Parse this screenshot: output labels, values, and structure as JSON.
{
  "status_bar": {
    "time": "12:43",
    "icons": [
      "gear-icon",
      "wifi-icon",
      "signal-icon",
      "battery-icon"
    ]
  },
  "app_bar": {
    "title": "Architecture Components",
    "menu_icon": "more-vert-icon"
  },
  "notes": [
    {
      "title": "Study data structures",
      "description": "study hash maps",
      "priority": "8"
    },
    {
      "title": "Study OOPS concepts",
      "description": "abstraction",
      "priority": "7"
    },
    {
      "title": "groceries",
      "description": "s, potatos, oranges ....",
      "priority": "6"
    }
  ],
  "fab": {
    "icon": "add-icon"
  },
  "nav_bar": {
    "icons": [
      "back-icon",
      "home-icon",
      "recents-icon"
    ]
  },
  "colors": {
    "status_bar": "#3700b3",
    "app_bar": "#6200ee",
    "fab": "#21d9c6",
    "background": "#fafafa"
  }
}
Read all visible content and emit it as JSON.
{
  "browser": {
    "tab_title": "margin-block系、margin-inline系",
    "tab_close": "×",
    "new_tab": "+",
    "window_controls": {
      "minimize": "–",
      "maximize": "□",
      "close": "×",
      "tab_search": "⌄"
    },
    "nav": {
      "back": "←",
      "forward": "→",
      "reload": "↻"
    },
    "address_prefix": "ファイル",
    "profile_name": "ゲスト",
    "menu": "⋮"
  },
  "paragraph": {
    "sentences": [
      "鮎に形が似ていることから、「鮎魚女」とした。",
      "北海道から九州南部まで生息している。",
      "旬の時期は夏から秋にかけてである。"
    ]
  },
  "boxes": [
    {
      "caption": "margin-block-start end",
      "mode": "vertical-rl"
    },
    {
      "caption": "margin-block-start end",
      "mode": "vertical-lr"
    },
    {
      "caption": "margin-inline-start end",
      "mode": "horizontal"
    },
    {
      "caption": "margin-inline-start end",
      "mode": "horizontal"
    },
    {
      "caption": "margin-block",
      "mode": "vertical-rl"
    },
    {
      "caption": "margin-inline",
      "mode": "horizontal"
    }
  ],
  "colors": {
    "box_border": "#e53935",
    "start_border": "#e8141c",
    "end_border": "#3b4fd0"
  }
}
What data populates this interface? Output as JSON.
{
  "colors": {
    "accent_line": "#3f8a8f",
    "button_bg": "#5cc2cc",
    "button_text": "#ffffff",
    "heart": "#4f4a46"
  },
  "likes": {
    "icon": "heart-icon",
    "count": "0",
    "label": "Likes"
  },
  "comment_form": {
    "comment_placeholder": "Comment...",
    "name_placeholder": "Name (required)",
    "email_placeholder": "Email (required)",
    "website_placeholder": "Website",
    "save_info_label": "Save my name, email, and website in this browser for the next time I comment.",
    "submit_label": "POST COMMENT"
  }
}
---------------
## TASK TO CARRY OUT
Every record should be repeated exactly; please leave none out.

## IN RESPONSE
Parse this screenshot: output labels, values, and structure as JSON.
{
  "status_bar": {
    "time": "12:43",
    "icons": [
      "gear-icon",
      "wifi-icon",
      "signal-icon",
      "battery-icon"
    ]
  },
  "app_bar": {
    "title": "Architecture Components",
    "menu_icon": "more-vert-icon"
  },
  "notes": [
    {
      "title": "Study data structures",
      "description": "study hash maps",
      "priority": "8"
    },
    {
      "title": "Study OOPS concepts",
      "description": "abstraction",
      "priority": "7"
    },
    {
      "title": "groceries",
      "description": "s, potatos, oranges ....",
      "priority": "6"
    }
  ],
  "fab": {
    "icon": "add-icon"
  },
  "nav_bar": {
    "icons": [
      "back-icon",
      "home-icon",
      "recents-icon"
    ]
  },
  "colors": {
    "status_bar": "#3700b3",
    "app_bar": "#6200ee",
    "fab": "#21d9c6",
    "background": "#fafafa"
  }
}
Read all visible content and emit it as JSON.
{
  "browser": {
    "tab_title": "margin-block系、margin-inline系",
    "tab_close": "×",
    "new_tab": "+",
    "window_controls": {
      "minimize": "–",
      "maximize": "□",
      "close": "×",
      "tab_search": "⌄"
    },
    "nav": {
      "back": "←",
      "forward": "→",
      "reload": "↻"
    },
    "address_prefix": "ファイル",
    "profile_name": "ゲスト",
    "menu": "⋮"
  },
  "paragraph": {
    "sentences": [
      "鮎に形が似ていることから、「鮎魚女」とした。",
      "北海道から九州南部まで生息している。",
      "旬の時期は夏から秋にかけてである。"
    ]
  },
  "boxes": [
    {
      "caption": "margin-block-start end",
      "mode": "vertical-rl"
    },
    {
      "caption": "margin-block-start end",
      "mode": "vertical-lr"
    },
    {
      "caption": "margin-inline-start end",
      "mode": "horizontal"
    },
    {
      "caption": "margin-inline-start end",
      "mode": "horizontal"
    },
    {
      "caption": "margin-block",
      "mode": "vertical-rl"
    },
    {
      "caption": "margin-inline",
      "mode": "horizontal"
    }
  ],
  "colors": {
    "box_border": "#e53935",
    "start_border": "#e8141c",
    "end_border": "#3b4fd0"
  }
}
What data populates this interface? Output as JSON.
{
  "colors": {
    "accent_line": "#3f8a8f",
    "button_bg": "#5cc2cc",
    "button_text": "#ffffff",
    "heart": "#4f4a46"
  },
  "likes": {
    "icon": "heart-icon",
    "count": "0",
    "label": "Likes"
  },
  "comment_form": {
    "comment_placeholder": "Comment...",
    "name_placeholder": "Name (required)",
    "email_placeholder": "Email (required)",
    "website_placeholder": "Website",
    "save_info_label": "Save my name, email, and website in this browser for the next time I comment.",
    "submit_label": "POST COMMENT"
  }
}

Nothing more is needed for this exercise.